WHAT YOU NEED TO DO: Below is a listing; copy all of it exactly.

[SUPPLIED DATA start]

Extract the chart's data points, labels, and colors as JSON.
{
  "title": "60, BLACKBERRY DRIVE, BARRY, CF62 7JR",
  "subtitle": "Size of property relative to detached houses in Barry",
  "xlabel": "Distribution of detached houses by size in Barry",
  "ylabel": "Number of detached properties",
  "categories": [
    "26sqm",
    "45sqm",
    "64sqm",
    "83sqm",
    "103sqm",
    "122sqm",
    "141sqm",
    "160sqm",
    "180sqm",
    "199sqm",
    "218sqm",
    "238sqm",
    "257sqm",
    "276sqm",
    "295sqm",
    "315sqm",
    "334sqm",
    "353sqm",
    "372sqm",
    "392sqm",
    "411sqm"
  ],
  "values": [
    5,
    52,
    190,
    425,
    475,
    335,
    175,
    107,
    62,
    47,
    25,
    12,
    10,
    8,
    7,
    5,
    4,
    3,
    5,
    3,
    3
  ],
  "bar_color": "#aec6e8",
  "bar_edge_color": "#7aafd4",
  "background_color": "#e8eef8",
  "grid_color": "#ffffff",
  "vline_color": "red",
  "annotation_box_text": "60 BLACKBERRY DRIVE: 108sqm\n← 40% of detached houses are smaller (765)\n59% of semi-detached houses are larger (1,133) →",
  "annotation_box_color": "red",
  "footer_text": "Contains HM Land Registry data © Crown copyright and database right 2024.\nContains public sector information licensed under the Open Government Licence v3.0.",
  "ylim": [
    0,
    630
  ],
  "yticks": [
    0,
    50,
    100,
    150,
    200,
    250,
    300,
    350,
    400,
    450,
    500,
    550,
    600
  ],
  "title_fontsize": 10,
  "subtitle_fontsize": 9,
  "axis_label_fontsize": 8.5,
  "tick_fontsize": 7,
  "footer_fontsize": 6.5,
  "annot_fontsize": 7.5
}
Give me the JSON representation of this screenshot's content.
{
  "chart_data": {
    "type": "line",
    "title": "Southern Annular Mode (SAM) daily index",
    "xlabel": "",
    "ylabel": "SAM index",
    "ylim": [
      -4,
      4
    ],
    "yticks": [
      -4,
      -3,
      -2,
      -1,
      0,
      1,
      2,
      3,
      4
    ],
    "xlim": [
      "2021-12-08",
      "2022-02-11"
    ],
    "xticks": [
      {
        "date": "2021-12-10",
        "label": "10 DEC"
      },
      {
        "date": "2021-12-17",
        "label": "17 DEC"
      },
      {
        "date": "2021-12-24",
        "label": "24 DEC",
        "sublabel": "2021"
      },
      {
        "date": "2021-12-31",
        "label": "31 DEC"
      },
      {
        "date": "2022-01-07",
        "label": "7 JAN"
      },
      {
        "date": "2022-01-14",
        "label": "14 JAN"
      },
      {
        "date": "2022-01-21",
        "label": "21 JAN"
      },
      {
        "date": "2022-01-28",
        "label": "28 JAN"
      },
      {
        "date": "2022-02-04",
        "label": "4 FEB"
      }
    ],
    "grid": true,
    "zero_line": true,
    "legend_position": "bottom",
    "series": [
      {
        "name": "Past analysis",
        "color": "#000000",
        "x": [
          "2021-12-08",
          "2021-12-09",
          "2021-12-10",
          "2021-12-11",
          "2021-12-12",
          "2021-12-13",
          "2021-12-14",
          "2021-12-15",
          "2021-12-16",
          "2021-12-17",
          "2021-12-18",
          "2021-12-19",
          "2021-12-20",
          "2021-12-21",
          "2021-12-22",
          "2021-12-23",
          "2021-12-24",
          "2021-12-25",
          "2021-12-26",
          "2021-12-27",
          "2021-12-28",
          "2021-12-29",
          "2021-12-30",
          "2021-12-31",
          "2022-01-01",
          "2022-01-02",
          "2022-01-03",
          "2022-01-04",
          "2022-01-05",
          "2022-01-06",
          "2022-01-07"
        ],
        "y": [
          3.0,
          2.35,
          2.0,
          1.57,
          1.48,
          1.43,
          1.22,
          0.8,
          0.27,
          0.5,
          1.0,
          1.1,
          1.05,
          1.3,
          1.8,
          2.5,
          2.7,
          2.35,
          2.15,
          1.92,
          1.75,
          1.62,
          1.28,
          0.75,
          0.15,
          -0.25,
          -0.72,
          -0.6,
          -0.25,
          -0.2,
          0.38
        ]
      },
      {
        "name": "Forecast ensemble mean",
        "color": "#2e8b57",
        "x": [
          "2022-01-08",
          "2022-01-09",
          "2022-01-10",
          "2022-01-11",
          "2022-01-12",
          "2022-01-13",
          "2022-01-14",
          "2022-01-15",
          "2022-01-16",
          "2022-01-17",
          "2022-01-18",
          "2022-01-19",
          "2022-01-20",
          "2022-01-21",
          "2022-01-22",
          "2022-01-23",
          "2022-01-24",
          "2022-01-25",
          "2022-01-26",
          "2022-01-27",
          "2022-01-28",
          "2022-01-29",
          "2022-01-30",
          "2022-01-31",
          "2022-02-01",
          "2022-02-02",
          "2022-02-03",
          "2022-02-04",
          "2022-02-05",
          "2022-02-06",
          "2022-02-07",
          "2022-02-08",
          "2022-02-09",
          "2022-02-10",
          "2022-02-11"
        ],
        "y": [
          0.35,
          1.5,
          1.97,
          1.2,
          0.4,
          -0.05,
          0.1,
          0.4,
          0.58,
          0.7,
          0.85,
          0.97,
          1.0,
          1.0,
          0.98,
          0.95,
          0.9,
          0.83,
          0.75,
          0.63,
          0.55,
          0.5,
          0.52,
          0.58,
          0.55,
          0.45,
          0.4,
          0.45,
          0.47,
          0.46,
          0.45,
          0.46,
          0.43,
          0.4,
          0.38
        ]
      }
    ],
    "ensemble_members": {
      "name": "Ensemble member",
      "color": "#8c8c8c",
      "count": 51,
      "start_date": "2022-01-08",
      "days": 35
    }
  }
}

[SUPPLIED DATA end]

RESPONSE TO THE TASK:
Extract the chart's data points, labels, and colors as JSON.
{
  "title": "60, BLACKBERRY DRIVE, BARRY, CF62 7JR",
  "subtitle": "Size of property relative to detached houses in Barry",
  "xlabel": "Distribution of detached houses by size in Barry",
  "ylabel": "Number of detached properties",
  "categories": [
    "26sqm",
    "45sqm",
    "64sqm",
    "83sqm",
    "103sqm",
    "122sqm",
    "141sqm",
    "160sqm",
    "180sqm",
    "199sqm",
    "218sqm",
    "238sqm",
    "257sqm",
    "276sqm",
    "295sqm",
    "315sqm",
    "334sqm",
    "353sqm",
    "372sqm",
    "392sqm",
    "411sqm"
  ],
  "values": [
    5,
    52,
    190,
    425,
    475,
    335,
    175,
    107,
    62,
    47,
    25,
    12,
    10,
    8,
    7,
    5,
    4,
    3,
    5,
    3,
    3
  ],
  "bar_color": "#aec6e8",
  "bar_edge_color": "#7aafd4",
  "background_color": "#e8eef8",
  "grid_color": "#ffffff",
  "vline_color": "red",
  "annotation_box_text": "60 BLACKBERRY DRIVE: 108sqm\n← 40% of detached houses are smaller (765)\n59% of semi-detached houses are larger (1,133) →",
  "annotation_box_color": "red",
  "footer_text": "Contains HM Land Registry data © Crown copyright and database right 2024.\nContains public sector information licensed under the Open Government Licence v3.0.",
  "ylim": [
    0,
    630
  ],
  "yticks": [
    0,
    50,
    100,
    150,
    200,
    250,
    300,
    350,
    400,
    450,
    500,
    550,
    600
  ],
  "title_fontsize": 10,
  "subtitle_fontsize": 9,
  "axis_label_fontsize": 8.5,
  "tick_fontsize": 7,
  "footer_fontsize": 6.5,
  "annot_fontsize": 7.5
}
Give me the JSON representation of this screenshot's content.
{
  "chart_data": {
    "type": "line",
    "title": "Southern Annular Mode (SAM) daily index",
    "xlabel": "",
    "ylabel": "SAM index",
    "ylim": [
      -4,
      4
    ],
    "yticks": [
      -4,
      -3,
      -2,
      -1,
      0,
      1,
      2,
      3,
      4
    ],
    "xlim": [
      "2021-12-08",
      "2022-02-11"
    ],
    "xticks": [
      {
        "date": "2021-12-10",
        "label": "10 DEC"
      },
      {
        "date": "2021-12-17",
        "label": "17 DEC"
      },
      {
        "date": "2021-12-24",
        "label": "24 DEC",
        "sublabel": "2021"
      },
      {
        "date": "2021-12-31",
        "label": "31 DEC"
      },
      {
        "date": "2022-01-07",
        "label": "7 JAN"
      },
      {
        "date": "2022-01-14",
        "label": "14 JAN"
      },
      {
        "date": "2022-01-21",
        "label": "21 JAN"
      },
      {
        "date": "2022-01-28",
        "label": "28 JAN"
      },
      {
        "date": "2022-02-04",
        "label": "4 FEB"
      }
    ],
    "grid": true,
    "zero_line": true,
    "legend_position": "bottom",
    "series": [
      {
        "name": "Past analysis",
        "color": "#000000",
        "x": [
          "2021-12-08",
          "2021-12-09",
          "2021-12-10",
          "2021-12-11",
          "2021-12-12",
          "2021-12-13",
          "2021-12-14",
          "2021-12-15",
          "2021-12-16",
          "2021-12-17",
          "2021-12-18",
          "2021-12-19",
          "2021-12-20",
          "2021-12-21",
          "2021-12-22",
          "2021-12-23",
          "2021-12-24",
          "2021-12-25",
          "2021-12-26",
          "2021-12-27",
          "2021-12-28",
          "2021-12-29",
          "2021-12-30",
          "2021-12-31",
          "2022-01-01",
          "2022-01-02",
          "2022-01-03",
          "2022-01-04",
          "2022-01-05",
          "2022-01-06",
          "2022-01-07"
        ],
        "y": [
          3.0,
          2.35,
          2.0,
          1.57,
          1.48,
          1.43,
          1.22,
          0.8,
          0.27,
          0.5,
          1.0,
          1.1,
          1.05,
          1.3,
          1.8,
          2.5,
          2.7,
          2.35,
          2.15,
          1.92,
          1.75,
          1.62,
          1.28,
          0.75,
          0.15,
          -0.25,
          -0.72,
          -0.6,
          -0.25,
          -0.2,
          0.38
        ]
      },
      {
        "name": "Forecast ensemble mean",
        "color": "#2e8b57",
        "x": [
          "2022-01-08",
          "2022-01-09",
          "2022-01-10",
          "2022-01-11",
          "2022-01-12",
          "2022-01-13",
          "2022-01-14",
          "2022-01-15",
          "2022-01-16",
          "2022-01-17",
          "2022-01-18",
          "2022-01-19",
          "2022-01-20",
          "2022-01-21",
          "2022-01-22",
          "2022-01-23",
          "2022-01-24",
          "2022-01-25",
          "2022-01-26",
          "2022-01-27",
          "2022-01-28",
          "2022-01-29",
          "2022-01-30",
          "2022-01-31",
          "2022-02-01",
          "2022-02-02",
          "2022-02-03",
          "2022-02-04",
          "2022-02-05",
          "2022-02-06",
          "2022-02-07",
          "2022-02-08",
          "2022-02-09",
          "2022-02-10",
          "2022-02-11"
        ],
        "y": [
          0.35,
          1.5,
          1.97,
          1.2,
          0.4,
          -0.05,
          0.1,
          0.4,
          0.58,
          0.7,
          0.85,
          0.97,
          1.0,
          1.0,
          0.98,
          0.95,
          0.9,
          0.83,
          0.75,
          0.63,
          0.55,
          0.5,
          0.52,
          0.58,
          0.55,
          0.45,
          0.4,
          0.45,
          0.47,
          0.46,
          0.45,
          0.46,
          0.43,
          0.4,
          0.38
        ]
      }
    ],
    "ensemble_members": {
      "name": "Ensemble member",
      "color": "#8c8c8c",
      "count": 51,
      "start_date": "2022-01-08",
      "days": 35
    }
  }
}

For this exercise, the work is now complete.